Problem statement:
Scan the data beneath this task and copy each line that includes "无劳动能力".
-------- Task material --------
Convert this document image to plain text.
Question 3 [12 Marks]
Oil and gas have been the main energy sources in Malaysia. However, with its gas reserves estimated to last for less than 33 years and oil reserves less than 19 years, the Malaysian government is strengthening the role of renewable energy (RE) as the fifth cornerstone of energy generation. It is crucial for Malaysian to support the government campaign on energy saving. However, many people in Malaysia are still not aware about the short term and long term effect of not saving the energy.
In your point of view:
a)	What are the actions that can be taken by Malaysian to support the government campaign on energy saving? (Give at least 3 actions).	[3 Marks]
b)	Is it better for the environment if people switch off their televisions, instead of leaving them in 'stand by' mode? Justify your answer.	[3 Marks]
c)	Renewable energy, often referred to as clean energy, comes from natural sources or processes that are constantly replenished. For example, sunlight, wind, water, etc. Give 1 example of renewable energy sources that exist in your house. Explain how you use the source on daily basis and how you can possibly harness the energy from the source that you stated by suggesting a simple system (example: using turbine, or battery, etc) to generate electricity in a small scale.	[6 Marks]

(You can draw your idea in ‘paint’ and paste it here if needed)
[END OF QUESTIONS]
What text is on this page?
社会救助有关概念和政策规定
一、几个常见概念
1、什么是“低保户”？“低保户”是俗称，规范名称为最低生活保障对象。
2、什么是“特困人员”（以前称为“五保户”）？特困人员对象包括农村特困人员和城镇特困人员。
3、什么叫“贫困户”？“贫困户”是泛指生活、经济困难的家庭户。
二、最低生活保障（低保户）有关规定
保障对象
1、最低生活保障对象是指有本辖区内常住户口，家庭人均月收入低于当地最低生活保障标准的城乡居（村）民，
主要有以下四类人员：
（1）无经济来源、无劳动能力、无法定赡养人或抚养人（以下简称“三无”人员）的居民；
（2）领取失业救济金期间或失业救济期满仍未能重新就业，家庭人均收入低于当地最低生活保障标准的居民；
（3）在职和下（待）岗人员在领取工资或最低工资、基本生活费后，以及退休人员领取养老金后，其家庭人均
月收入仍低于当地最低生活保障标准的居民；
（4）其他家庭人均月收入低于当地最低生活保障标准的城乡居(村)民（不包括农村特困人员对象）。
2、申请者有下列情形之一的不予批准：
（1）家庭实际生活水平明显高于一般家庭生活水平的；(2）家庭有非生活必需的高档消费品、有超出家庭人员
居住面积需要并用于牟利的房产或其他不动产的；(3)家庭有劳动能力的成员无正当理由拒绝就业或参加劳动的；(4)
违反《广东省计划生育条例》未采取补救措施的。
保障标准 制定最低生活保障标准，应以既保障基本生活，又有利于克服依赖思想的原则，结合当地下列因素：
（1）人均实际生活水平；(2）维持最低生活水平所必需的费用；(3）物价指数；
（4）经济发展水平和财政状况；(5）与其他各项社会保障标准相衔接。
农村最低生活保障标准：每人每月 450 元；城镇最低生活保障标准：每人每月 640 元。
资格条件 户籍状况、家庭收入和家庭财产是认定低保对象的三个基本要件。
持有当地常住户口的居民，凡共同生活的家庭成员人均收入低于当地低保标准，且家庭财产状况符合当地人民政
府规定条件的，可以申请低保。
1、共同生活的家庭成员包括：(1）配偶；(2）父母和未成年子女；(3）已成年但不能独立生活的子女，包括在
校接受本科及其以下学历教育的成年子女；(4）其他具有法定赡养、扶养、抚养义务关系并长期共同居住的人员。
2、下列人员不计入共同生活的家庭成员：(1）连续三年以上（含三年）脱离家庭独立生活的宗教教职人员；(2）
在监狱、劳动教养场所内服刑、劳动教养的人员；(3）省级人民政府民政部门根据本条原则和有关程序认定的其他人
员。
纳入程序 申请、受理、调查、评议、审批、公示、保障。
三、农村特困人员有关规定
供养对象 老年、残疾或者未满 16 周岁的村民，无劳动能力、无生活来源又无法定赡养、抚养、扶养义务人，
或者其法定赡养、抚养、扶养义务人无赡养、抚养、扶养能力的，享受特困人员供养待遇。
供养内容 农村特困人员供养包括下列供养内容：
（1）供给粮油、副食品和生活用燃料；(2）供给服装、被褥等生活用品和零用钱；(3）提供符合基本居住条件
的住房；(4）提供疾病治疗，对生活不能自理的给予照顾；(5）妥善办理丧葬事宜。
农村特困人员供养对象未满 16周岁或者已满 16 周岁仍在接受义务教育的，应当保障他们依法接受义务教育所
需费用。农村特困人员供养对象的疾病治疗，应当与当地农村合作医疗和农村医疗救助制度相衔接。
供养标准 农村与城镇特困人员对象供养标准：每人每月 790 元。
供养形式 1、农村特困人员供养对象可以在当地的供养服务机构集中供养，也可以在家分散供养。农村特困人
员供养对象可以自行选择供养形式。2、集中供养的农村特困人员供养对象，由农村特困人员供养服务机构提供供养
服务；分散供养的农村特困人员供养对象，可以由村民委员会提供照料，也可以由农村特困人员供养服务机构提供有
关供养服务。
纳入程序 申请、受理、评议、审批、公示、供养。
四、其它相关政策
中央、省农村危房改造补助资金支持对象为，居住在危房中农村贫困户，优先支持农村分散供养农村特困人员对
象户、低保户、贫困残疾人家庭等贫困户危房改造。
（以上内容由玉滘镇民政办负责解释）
--------
-------- Task material --------
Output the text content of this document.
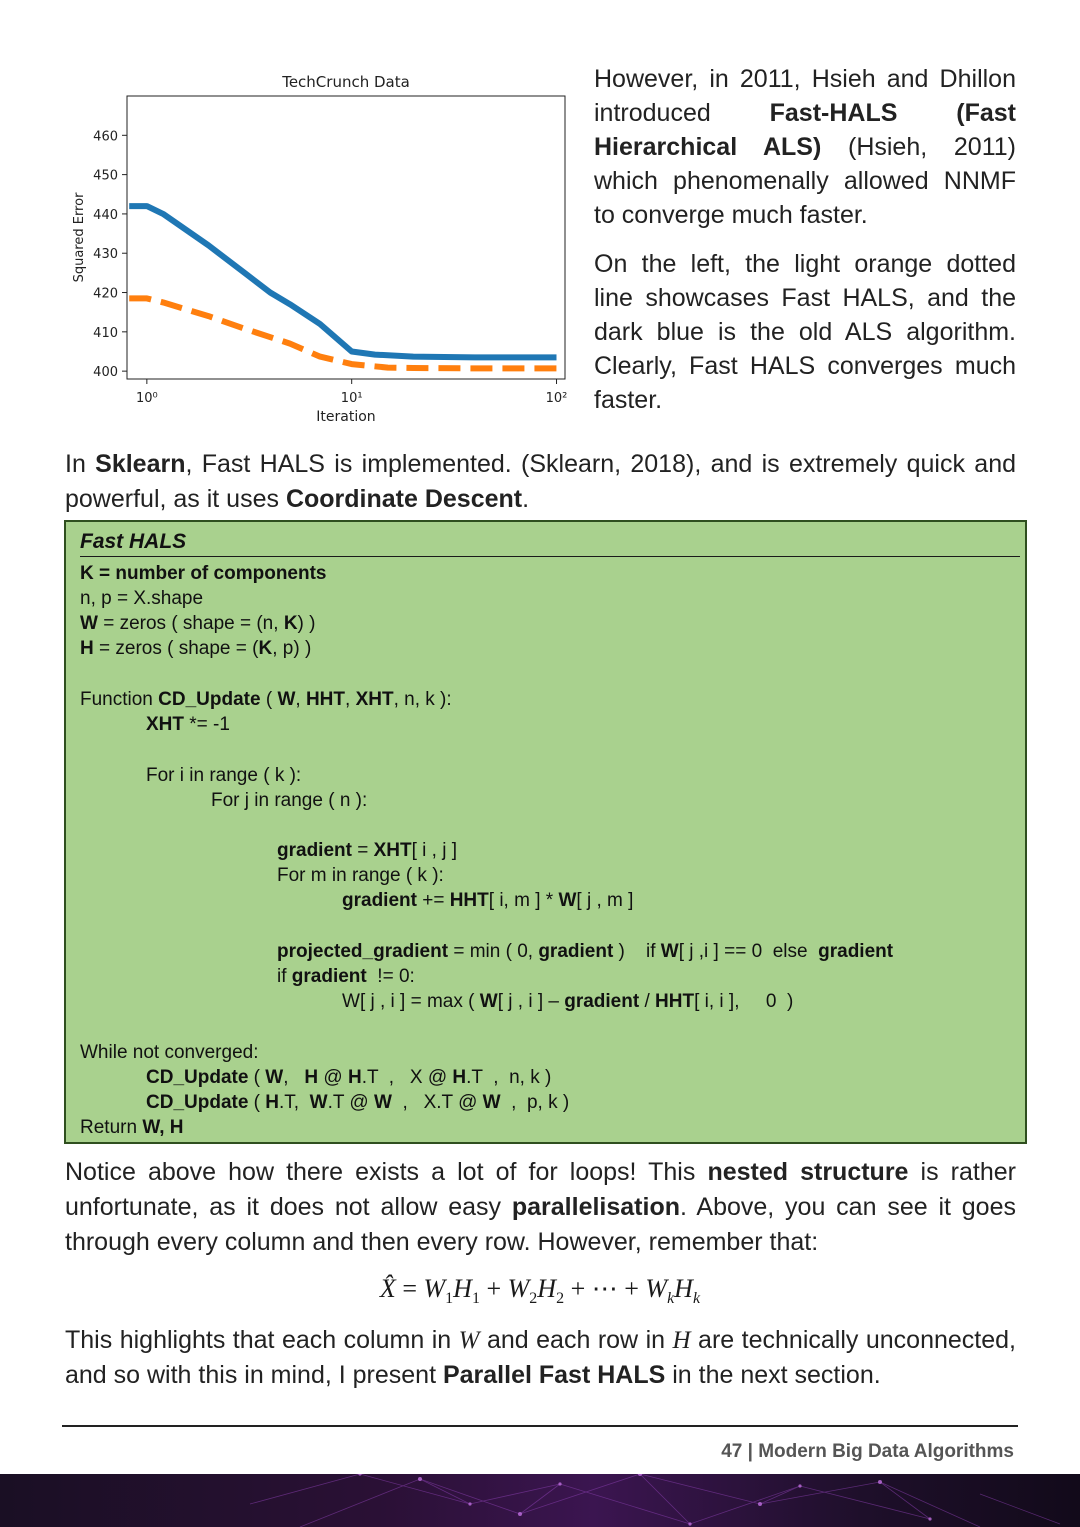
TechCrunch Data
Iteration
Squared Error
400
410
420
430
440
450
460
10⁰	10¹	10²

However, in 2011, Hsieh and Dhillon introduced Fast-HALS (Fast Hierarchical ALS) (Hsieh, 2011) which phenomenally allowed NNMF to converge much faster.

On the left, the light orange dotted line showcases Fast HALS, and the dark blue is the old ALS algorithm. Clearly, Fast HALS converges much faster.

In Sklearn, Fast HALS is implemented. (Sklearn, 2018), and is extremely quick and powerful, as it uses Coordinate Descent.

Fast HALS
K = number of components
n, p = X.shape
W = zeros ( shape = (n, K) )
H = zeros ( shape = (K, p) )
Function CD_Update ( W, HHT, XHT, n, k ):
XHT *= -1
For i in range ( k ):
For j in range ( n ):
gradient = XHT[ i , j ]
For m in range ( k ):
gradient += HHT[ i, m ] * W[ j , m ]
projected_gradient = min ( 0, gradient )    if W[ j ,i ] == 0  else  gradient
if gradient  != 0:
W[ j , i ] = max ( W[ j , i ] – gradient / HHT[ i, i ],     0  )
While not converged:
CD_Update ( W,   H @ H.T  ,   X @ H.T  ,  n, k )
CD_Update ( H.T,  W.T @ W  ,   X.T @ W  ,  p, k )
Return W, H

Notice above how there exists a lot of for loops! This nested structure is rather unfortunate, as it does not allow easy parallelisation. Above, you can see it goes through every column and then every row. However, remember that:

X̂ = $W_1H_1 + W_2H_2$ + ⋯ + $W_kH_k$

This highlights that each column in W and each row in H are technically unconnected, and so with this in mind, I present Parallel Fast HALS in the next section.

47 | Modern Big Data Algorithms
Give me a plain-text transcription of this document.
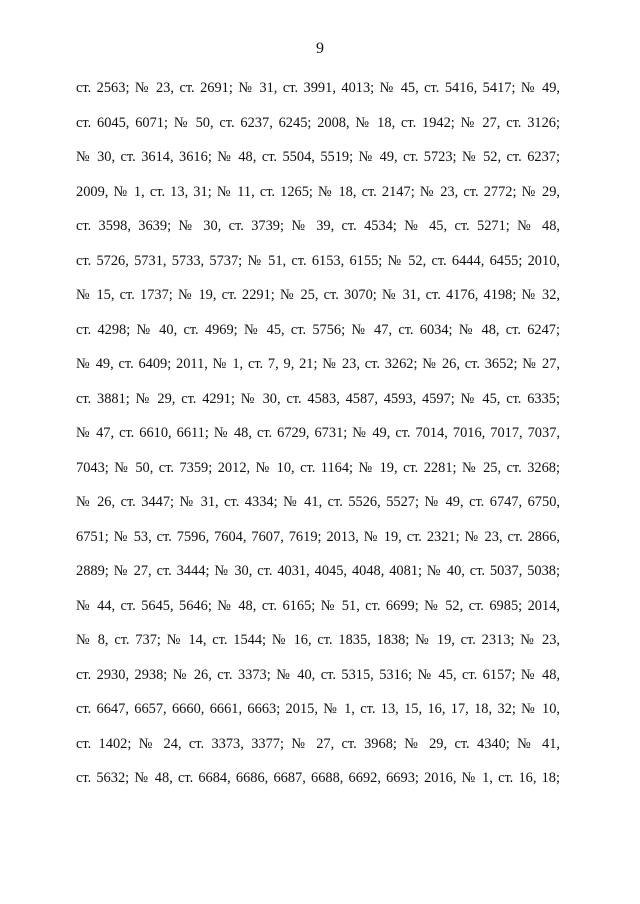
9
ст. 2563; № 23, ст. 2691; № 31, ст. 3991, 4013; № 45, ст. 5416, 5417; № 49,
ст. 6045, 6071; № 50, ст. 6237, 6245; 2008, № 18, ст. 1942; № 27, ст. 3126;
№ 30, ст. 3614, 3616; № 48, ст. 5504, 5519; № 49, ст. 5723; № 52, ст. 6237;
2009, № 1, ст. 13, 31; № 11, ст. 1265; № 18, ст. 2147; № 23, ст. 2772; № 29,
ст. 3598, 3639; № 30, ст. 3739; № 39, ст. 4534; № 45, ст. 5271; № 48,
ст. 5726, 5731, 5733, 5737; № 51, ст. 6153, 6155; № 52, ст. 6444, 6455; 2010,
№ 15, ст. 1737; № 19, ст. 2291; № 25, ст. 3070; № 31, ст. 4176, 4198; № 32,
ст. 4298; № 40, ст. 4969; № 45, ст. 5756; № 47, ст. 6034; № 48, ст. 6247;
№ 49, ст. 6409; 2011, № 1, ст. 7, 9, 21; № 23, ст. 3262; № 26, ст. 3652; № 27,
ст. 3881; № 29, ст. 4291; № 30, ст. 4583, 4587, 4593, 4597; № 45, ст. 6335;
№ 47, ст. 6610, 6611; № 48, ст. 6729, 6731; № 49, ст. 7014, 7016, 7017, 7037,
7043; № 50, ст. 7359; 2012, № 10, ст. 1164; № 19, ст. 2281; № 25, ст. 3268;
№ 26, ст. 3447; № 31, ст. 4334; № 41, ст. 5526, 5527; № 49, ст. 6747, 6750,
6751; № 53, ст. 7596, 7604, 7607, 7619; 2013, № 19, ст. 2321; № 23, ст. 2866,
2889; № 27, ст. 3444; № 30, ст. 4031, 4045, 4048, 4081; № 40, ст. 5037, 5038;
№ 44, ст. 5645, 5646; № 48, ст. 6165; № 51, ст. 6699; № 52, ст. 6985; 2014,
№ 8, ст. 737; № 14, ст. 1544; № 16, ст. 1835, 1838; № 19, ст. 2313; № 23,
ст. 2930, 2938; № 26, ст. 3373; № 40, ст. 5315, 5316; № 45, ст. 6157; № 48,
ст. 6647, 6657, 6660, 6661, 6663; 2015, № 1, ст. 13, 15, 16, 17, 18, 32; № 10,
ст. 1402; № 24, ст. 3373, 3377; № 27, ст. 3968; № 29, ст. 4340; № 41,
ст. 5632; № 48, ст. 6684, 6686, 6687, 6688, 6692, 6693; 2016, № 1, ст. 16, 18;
--------
-------- Task material --------
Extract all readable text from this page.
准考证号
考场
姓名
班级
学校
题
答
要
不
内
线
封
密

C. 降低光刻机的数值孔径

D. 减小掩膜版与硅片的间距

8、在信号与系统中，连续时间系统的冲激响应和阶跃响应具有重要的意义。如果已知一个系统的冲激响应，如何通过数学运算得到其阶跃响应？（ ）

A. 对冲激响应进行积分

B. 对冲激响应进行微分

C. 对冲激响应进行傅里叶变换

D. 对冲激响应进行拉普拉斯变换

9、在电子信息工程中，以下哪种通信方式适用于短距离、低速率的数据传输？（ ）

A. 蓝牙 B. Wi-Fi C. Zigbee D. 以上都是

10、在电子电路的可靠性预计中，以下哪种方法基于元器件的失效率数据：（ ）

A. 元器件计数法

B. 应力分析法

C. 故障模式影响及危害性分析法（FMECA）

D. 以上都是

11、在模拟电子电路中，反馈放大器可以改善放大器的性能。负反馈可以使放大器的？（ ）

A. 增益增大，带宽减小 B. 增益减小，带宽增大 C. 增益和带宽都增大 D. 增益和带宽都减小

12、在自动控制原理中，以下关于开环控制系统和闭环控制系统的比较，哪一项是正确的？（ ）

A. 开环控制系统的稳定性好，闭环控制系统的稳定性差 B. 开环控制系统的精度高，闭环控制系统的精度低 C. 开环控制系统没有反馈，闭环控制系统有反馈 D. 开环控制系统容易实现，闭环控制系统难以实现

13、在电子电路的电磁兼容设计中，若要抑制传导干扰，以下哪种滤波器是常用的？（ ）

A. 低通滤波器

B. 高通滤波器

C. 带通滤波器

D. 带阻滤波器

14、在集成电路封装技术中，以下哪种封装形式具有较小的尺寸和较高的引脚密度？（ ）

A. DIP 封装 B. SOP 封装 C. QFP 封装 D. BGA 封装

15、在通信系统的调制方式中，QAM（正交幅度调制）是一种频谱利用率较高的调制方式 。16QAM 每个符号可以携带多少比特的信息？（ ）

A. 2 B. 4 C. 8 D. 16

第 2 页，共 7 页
--------
Written response:
（1）无经济来源、无劳动能力、无法定赡养人或抚养人（以下简称“三无”人员）的居民；
供养对象 老年、残疾或者未满 16 周岁的村民，无劳动能力、无生活来源又无法定赡养、抚养、扶养义务人，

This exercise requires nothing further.